◆ WHAT YOU HAVE TO DO:
What follows is a listing; give it again exactly, in its entirety.

◆ Some records:
►

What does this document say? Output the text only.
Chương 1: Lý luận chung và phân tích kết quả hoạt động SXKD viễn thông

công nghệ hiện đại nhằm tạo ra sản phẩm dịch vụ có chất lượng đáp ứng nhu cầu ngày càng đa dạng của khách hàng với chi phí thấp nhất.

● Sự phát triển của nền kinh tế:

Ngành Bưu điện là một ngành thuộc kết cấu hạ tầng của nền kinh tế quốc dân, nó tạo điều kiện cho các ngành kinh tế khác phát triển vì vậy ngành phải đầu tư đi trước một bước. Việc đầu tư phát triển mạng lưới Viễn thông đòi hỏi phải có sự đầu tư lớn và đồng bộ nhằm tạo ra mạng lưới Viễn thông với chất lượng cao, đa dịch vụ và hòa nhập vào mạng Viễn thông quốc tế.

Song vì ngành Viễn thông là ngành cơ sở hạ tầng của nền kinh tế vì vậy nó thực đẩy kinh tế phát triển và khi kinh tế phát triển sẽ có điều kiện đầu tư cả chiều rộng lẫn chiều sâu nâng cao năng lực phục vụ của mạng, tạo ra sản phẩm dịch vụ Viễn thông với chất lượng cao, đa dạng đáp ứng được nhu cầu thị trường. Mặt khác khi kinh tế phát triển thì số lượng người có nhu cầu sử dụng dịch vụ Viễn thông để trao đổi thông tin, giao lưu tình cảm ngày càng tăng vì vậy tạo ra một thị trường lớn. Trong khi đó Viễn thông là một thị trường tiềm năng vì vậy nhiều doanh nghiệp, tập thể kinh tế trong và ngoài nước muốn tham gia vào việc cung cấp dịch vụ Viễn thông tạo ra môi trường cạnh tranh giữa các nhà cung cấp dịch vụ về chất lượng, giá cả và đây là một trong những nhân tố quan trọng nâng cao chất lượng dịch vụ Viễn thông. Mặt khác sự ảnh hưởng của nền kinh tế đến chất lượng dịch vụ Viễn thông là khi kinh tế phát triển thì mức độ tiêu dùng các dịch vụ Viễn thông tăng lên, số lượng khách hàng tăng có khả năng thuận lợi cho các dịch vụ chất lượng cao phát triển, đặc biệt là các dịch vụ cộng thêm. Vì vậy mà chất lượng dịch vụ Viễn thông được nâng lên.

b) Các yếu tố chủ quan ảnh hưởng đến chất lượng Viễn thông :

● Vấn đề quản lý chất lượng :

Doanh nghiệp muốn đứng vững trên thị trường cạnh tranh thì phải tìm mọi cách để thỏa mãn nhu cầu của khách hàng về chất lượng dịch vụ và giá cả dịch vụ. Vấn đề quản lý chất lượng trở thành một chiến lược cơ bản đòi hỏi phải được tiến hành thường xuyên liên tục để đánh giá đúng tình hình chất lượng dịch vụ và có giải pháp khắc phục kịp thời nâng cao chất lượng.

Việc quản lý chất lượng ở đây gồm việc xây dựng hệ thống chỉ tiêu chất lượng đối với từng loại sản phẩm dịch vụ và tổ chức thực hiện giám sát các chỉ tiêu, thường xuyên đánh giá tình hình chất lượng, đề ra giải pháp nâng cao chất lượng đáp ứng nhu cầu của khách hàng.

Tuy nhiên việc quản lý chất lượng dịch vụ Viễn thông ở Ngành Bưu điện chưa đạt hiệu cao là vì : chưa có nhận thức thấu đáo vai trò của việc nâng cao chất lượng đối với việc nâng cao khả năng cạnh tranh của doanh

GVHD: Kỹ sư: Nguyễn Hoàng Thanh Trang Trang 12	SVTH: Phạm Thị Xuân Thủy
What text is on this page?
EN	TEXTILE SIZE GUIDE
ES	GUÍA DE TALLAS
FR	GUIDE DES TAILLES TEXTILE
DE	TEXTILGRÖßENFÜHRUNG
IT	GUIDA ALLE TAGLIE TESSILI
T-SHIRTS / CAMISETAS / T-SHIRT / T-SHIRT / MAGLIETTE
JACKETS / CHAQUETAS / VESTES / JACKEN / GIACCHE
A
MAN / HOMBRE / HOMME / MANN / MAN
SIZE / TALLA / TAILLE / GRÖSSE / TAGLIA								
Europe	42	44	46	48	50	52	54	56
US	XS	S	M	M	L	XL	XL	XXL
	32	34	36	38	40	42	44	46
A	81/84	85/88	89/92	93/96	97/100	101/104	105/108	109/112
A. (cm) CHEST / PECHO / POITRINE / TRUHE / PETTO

◄

◆ RESPONSE TO THIS EXERCISE:
What does this document say? Output the text only.
Chương 1: Lý luận chung và phân tích kết quả hoạt động SXKD viễn thông

công nghệ hiện đại nhằm tạo ra sản phẩm dịch vụ có chất lượng đáp ứng nhu cầu ngày càng đa dạng của khách hàng với chi phí thấp nhất.

● Sự phát triển của nền kinh tế:

Ngành Bưu điện là một ngành thuộc kết cấu hạ tầng của nền kinh tế quốc dân, nó tạo điều kiện cho các ngành kinh tế khác phát triển vì vậy ngành phải đầu tư đi trước một bước. Việc đầu tư phát triển mạng lưới Viễn thông đòi hỏi phải có sự đầu tư lớn và đồng bộ nhằm tạo ra mạng lưới Viễn thông với chất lượng cao, đa dịch vụ và hòa nhập vào mạng Viễn thông quốc tế.

Song vì ngành Viễn thông là ngành cơ sở hạ tầng của nền kinh tế vì vậy nó thực đẩy kinh tế phát triển và khi kinh tế phát triển sẽ có điều kiện đầu tư cả chiều rộng lẫn chiều sâu nâng cao năng lực phục vụ của mạng, tạo ra sản phẩm dịch vụ Viễn thông với chất lượng cao, đa dạng đáp ứng được nhu cầu thị trường. Mặt khác khi kinh tế phát triển thì số lượng người có nhu cầu sử dụng dịch vụ Viễn thông để trao đổi thông tin, giao lưu tình cảm ngày càng tăng vì vậy tạo ra một thị trường lớn. Trong khi đó Viễn thông là một thị trường tiềm năng vì vậy nhiều doanh nghiệp, tập thể kinh tế trong và ngoài nước muốn tham gia vào việc cung cấp dịch vụ Viễn thông tạo ra môi trường cạnh tranh giữa các nhà cung cấp dịch vụ về chất lượng, giá cả và đây là một trong những nhân tố quan trọng nâng cao chất lượng dịch vụ Viễn thông. Mặt khác sự ảnh hưởng của nền kinh tế đến chất lượng dịch vụ Viễn thông là khi kinh tế phát triển thì mức độ tiêu dùng các dịch vụ Viễn thông tăng lên, số lượng khách hàng tăng có khả năng thuận lợi cho các dịch vụ chất lượng cao phát triển, đặc biệt là các dịch vụ cộng thêm. Vì vậy mà chất lượng dịch vụ Viễn thông được nâng lên.

b) Các yếu tố chủ quan ảnh hưởng đến chất lượng Viễn thông :

● Vấn đề quản lý chất lượng :

Doanh nghiệp muốn đứng vững trên thị trường cạnh tranh thì phải tìm mọi cách để thỏa mãn nhu cầu của khách hàng về chất lượng dịch vụ và giá cả dịch vụ. Vấn đề quản lý chất lượng trở thành một chiến lược cơ bản đòi hỏi phải được tiến hành thường xuyên liên tục để đánh giá đúng tình hình chất lượng dịch vụ và có giải pháp khắc phục kịp thời nâng cao chất lượng.

Việc quản lý chất lượng ở đây gồm việc xây dựng hệ thống chỉ tiêu chất lượng đối với từng loại sản phẩm dịch vụ và tổ chức thực hiện giám sát các chỉ tiêu, thường xuyên đánh giá tình hình chất lượng, đề ra giải pháp nâng cao chất lượng đáp ứng nhu cầu của khách hàng.

Tuy nhiên việc quản lý chất lượng dịch vụ Viễn thông ở Ngành Bưu điện chưa đạt hiệu cao là vì : chưa có nhận thức thấu đáo vai trò của việc nâng cao chất lượng đối với việc nâng cao khả năng cạnh tranh của doanh

GVHD: Kỹ sư: Nguyễn Hoàng Thanh Trang Trang 12	SVTH: Phạm Thị Xuân Thủy
What text is on this page?
EN	TEXTILE SIZE GUIDE
ES	GUÍA DE TALLAS
FR	GUIDE DES TAILLES TEXTILE
DE	TEXTILGRÖßENFÜHRUNG
IT	GUIDA ALLE TAGLIE TESSILI
T-SHIRTS / CAMISETAS / T-SHIRT / T-SHIRT / MAGLIETTE
JACKETS / CHAQUETAS / VESTES / JACKEN / GIACCHE
A
MAN / HOMBRE / HOMME / MANN / MAN
SIZE / TALLA / TAILLE / GRÖSSE / TAGLIA								
Europe	42	44	46	48	50	52	54	56
US	XS	S	M	M	L	XL	XL	XXL
	32	34	36	38	40	42	44	46
A	81/84	85/88	89/92	93/96	97/100	101/104	105/108	109/112
A. (cm) CHEST / PECHO / POITRINE / TRUHE / PETTO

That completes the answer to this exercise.